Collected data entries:
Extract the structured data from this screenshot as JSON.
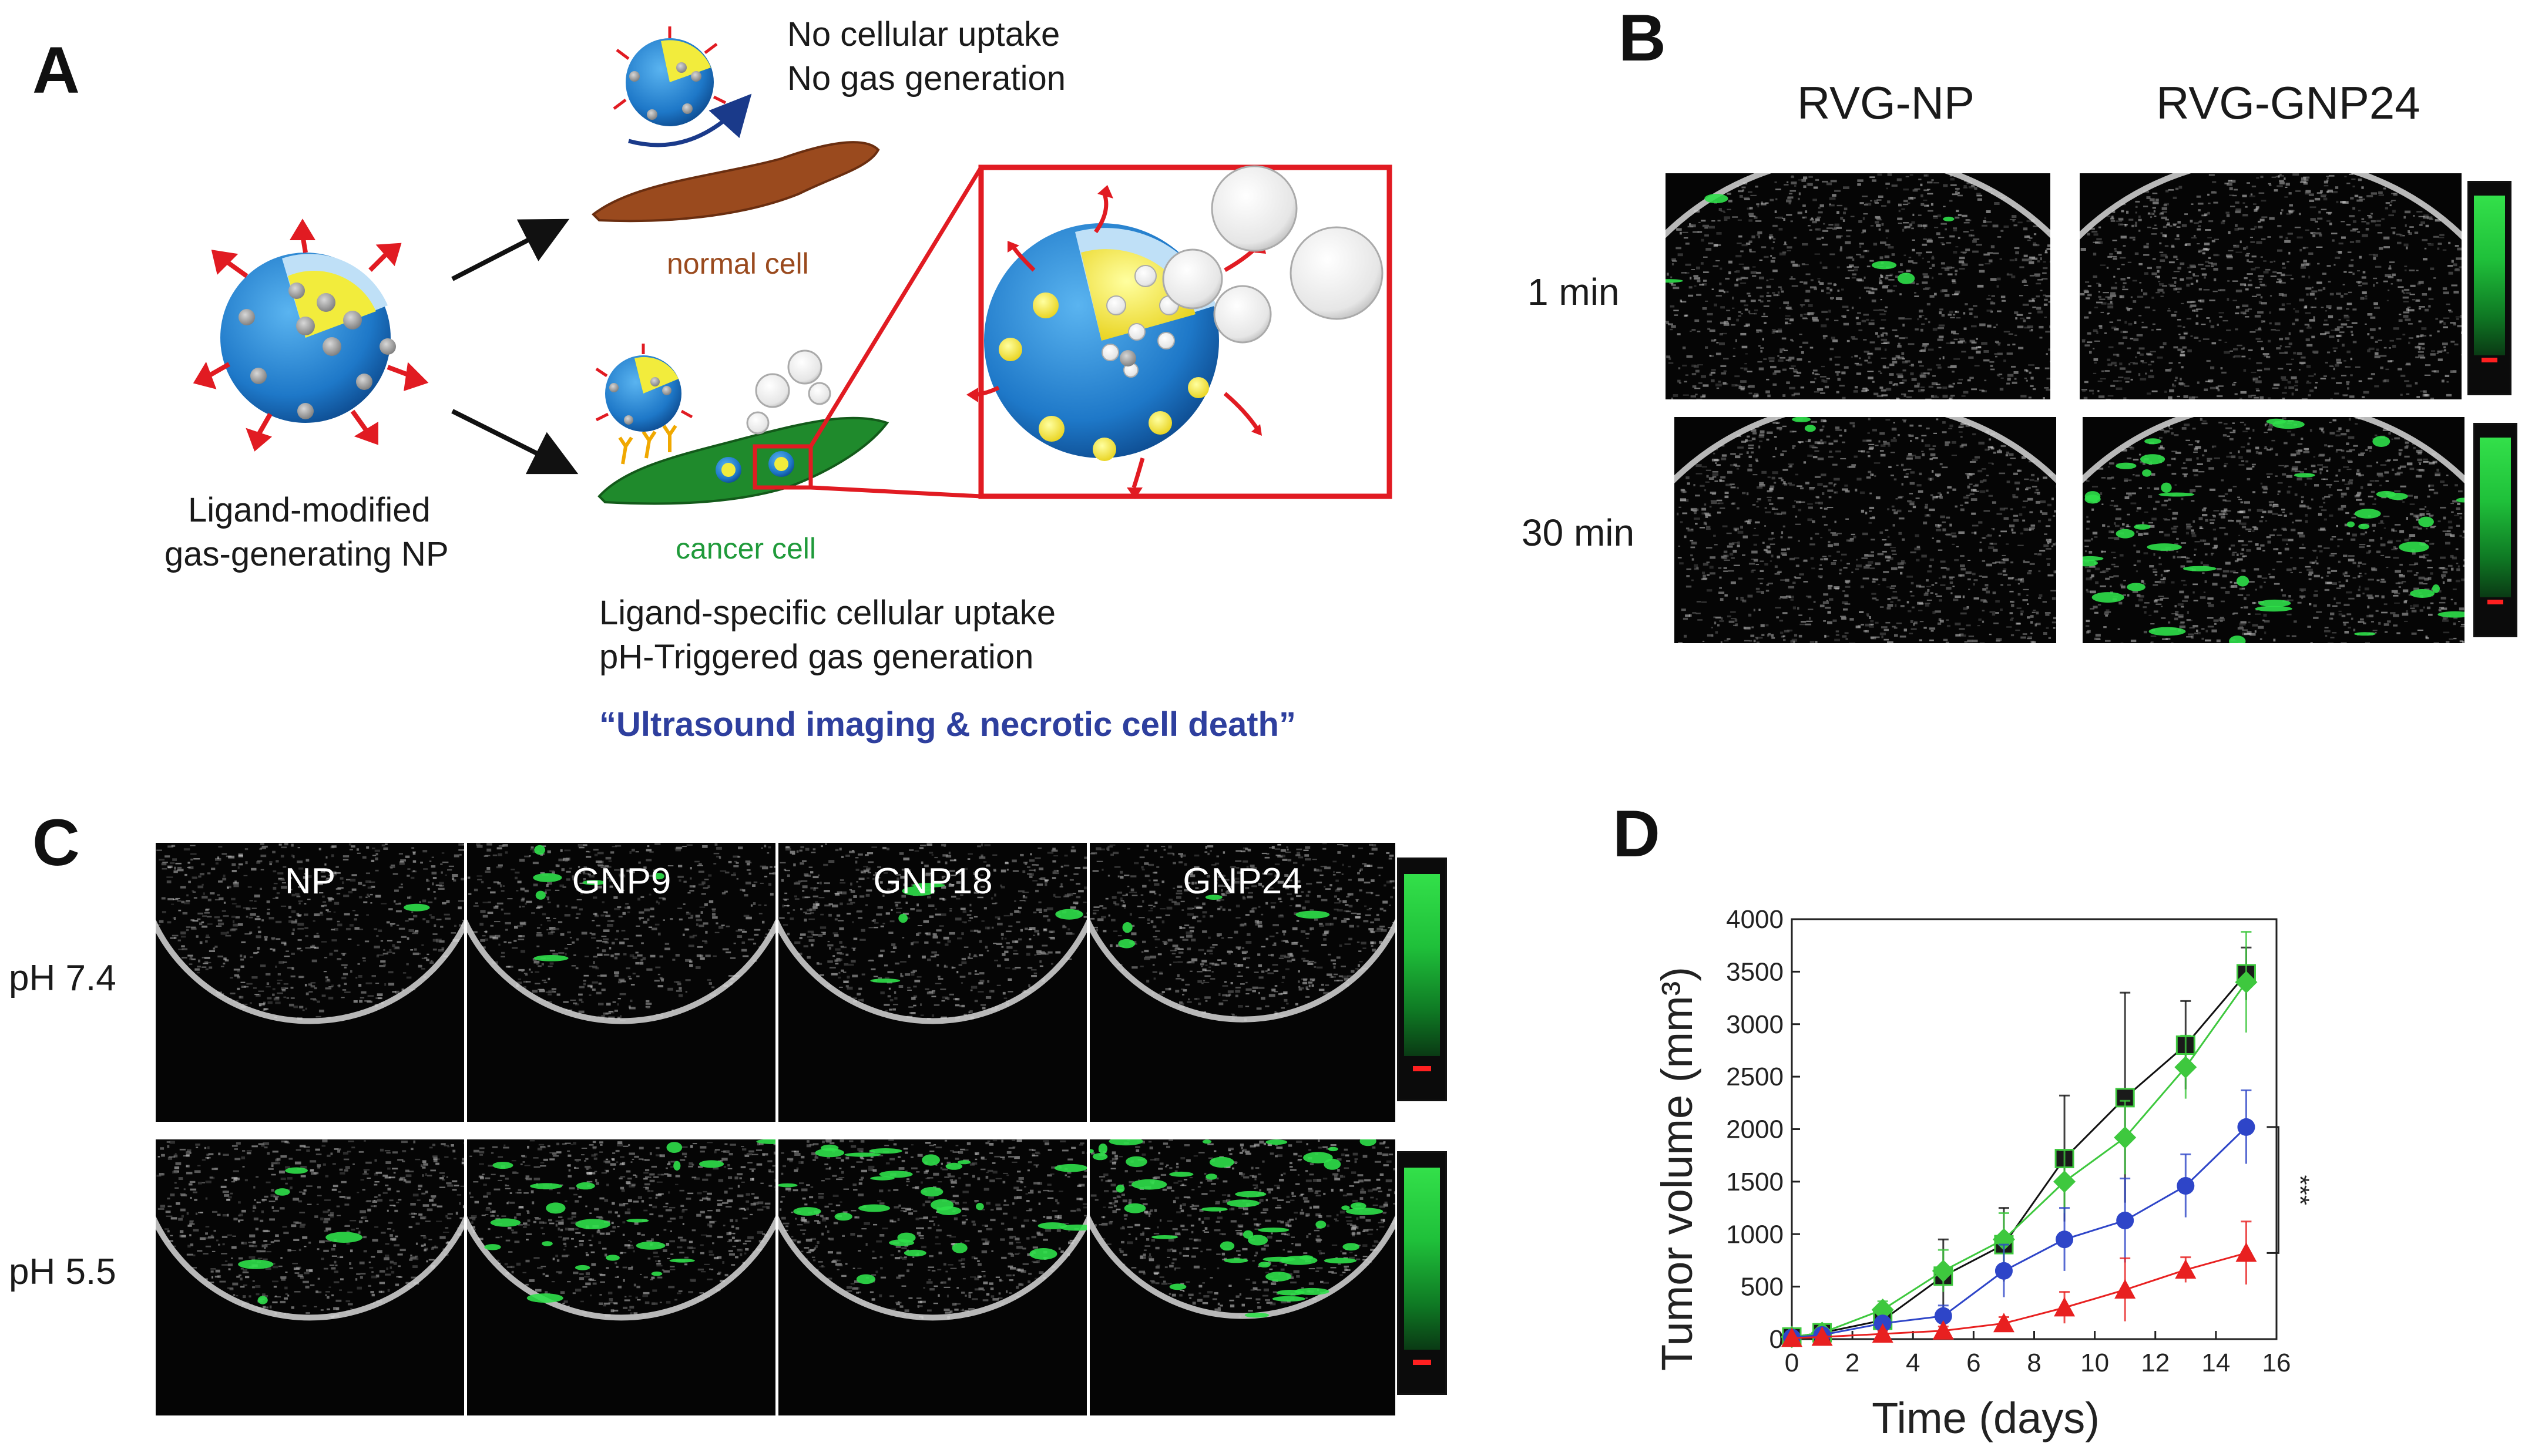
{
  "panel_a": {
    "label": "A",
    "np_label_line1": "Ligand-modified",
    "np_label_line2": "gas-generating NP",
    "normal_line1": "No cellular uptake",
    "normal_line2": "No gas generation",
    "normal_cell": "normal cell",
    "cancer_cell": "cancer cell",
    "cancer_line1": "Ligand-specific cellular uptake",
    "cancer_line2": "pH-Triggered gas generation",
    "quote": "“Ultrasound imaging & necrotic cell death”",
    "colors": {
      "shell": "#1e78c8",
      "core": "#f2ec3c",
      "arrow": "#e11b22",
      "normal_cell": "#9a4a1e",
      "cancer_cell": "#1f8a2c",
      "quote": "#2e3f9e"
    }
  },
  "panel_b": {
    "label": "B",
    "col1": "RVG-NP",
    "col2": "RVG-GNP24",
    "row1": "1 min",
    "row2": "30 min"
  },
  "panel_c": {
    "label": "C",
    "columns": [
      "NP",
      "GNP9",
      "GNP18",
      "GNP24"
    ],
    "row1": "pH 7.4",
    "row2": "pH 5.5"
  },
  "panel_d": {
    "label": "D",
    "chart_data": {
      "type": "line",
      "xlabel": "Time (days)",
      "ylabel": "Tumor volume  (mm³)",
      "xlim": [
        0,
        16
      ],
      "ylim": [
        0,
        4000
      ],
      "xticks": [
        0,
        2,
        4,
        6,
        8,
        10,
        12,
        14,
        16
      ],
      "yticks": [
        0,
        500,
        1000,
        1500,
        2000,
        2500,
        3000,
        3500,
        4000
      ],
      "significance": "***",
      "series": [
        {
          "color": "#111111",
          "marker": "square",
          "x": [
            0,
            1,
            3,
            5,
            7,
            9,
            11,
            13,
            15
          ],
          "values": [
            20,
            60,
            180,
            600,
            900,
            1720,
            2300,
            2800,
            3480
          ],
          "err": [
            10,
            20,
            60,
            350,
            350,
            600,
            1000,
            420,
            250
          ]
        },
        {
          "color": "#3ec83e",
          "marker": "diamond",
          "x": [
            0,
            1,
            3,
            5,
            7,
            9,
            11,
            13,
            15
          ],
          "values": [
            20,
            60,
            280,
            650,
            950,
            1500,
            1920,
            2590,
            3400
          ],
          "err": [
            10,
            20,
            80,
            200,
            250,
            300,
            350,
            300,
            480
          ]
        },
        {
          "color": "#2e45c8",
          "marker": "circle",
          "x": [
            0,
            1,
            3,
            5,
            7,
            9,
            11,
            13,
            15
          ],
          "values": [
            15,
            40,
            150,
            220,
            650,
            950,
            1130,
            1460,
            2020
          ],
          "err": [
            10,
            15,
            50,
            100,
            250,
            300,
            400,
            300,
            350
          ]
        },
        {
          "color": "#e82020",
          "marker": "triangle",
          "x": [
            0,
            1,
            3,
            5,
            7,
            9,
            11,
            13,
            15
          ],
          "values": [
            10,
            20,
            50,
            80,
            150,
            300,
            470,
            660,
            820
          ],
          "err": [
            5,
            10,
            30,
            40,
            60,
            150,
            300,
            120,
            300
          ]
        }
      ]
    }
  }
}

**EXERCISE OBJECTIVE**: Copy out all the data without changing anything, and drop the pictures.

**ANSWER SPACE**:
Extract the structured data from this screenshot as JSON.
{
  "panel_a": {
    "label": "A",
    "np_label_line1": "Ligand-modified",
    "np_label_line2": "gas-generating NP",
    "normal_line1": "No cellular uptake",
    "normal_line2": "No gas generation",
    "normal_cell": "normal cell",
    "cancer_cell": "cancer cell",
    "cancer_line1": "Ligand-specific cellular uptake",
    "cancer_line2": "pH-Triggered gas generation",
    "quote": "“Ultrasound imaging & necrotic cell death”",
    "colors": {
      "shell": "#1e78c8",
      "core": "#f2ec3c",
      "arrow": "#e11b22",
      "normal_cell": "#9a4a1e",
      "cancer_cell": "#1f8a2c",
      "quote": "#2e3f9e"
    }
  },
  "panel_b": {
    "label": "B",
    "col1": "RVG-NP",
    "col2": "RVG-GNP24",
    "row1": "1 min",
    "row2": "30 min"
  },
  "panel_c": {
    "label": "C",
    "columns": [
      "NP",
      "GNP9",
      "GNP18",
      "GNP24"
    ],
    "row1": "pH 7.4",
    "row2": "pH 5.5"
  },
  "panel_d": {
    "label": "D",
    "chart_data": {
      "type": "line",
      "xlabel": "Time (days)",
      "ylabel": "Tumor volume  (mm³)",
      "xlim": [
        0,
        16
      ],
      "ylim": [
        0,
        4000
      ],
      "xticks": [
        0,
        2,
        4,
        6,
        8,
        10,
        12,
        14,
        16
      ],
      "yticks": [
        0,
        500,
        1000,
        1500,
        2000,
        2500,
        3000,
        3500,
        4000
      ],
      "significance": "***",
      "series": [
        {
          "color": "#111111",
          "marker": "square",
          "x": [
            0,
            1,
            3,
            5,
            7,
            9,
            11,
            13,
            15
          ],
          "values": [
            20,
            60,
            180,
            600,
            900,
            1720,
            2300,
            2800,
            3480
          ],
          "err": [
            10,
            20,
            60,
            350,
            350,
            600,
            1000,
            420,
            250
          ]
        },
        {
          "color": "#3ec83e",
          "marker": "diamond",
          "x": [
            0,
            1,
            3,
            5,
            7,
            9,
            11,
            13,
            15
          ],
          "values": [
            20,
            60,
            280,
            650,
            950,
            1500,
            1920,
            2590,
            3400
          ],
          "err": [
            10,
            20,
            80,
            200,
            250,
            300,
            350,
            300,
            480
          ]
        },
        {
          "color": "#2e45c8",
          "marker": "circle",
          "x": [
            0,
            1,
            3,
            5,
            7,
            9,
            11,
            13,
            15
          ],
          "values": [
            15,
            40,
            150,
            220,
            650,
            950,
            1130,
            1460,
            2020
          ],
          "err": [
            10,
            15,
            50,
            100,
            250,
            300,
            400,
            300,
            350
          ]
        },
        {
          "color": "#e82020",
          "marker": "triangle",
          "x": [
            0,
            1,
            3,
            5,
            7,
            9,
            11,
            13,
            15
          ],
          "values": [
            10,
            20,
            50,
            80,
            150,
            300,
            470,
            660,
            820
          ],
          "err": [
            5,
            10,
            30,
            40,
            60,
            150,
            300,
            120,
            300
          ]
        }
      ]
    }
  }
}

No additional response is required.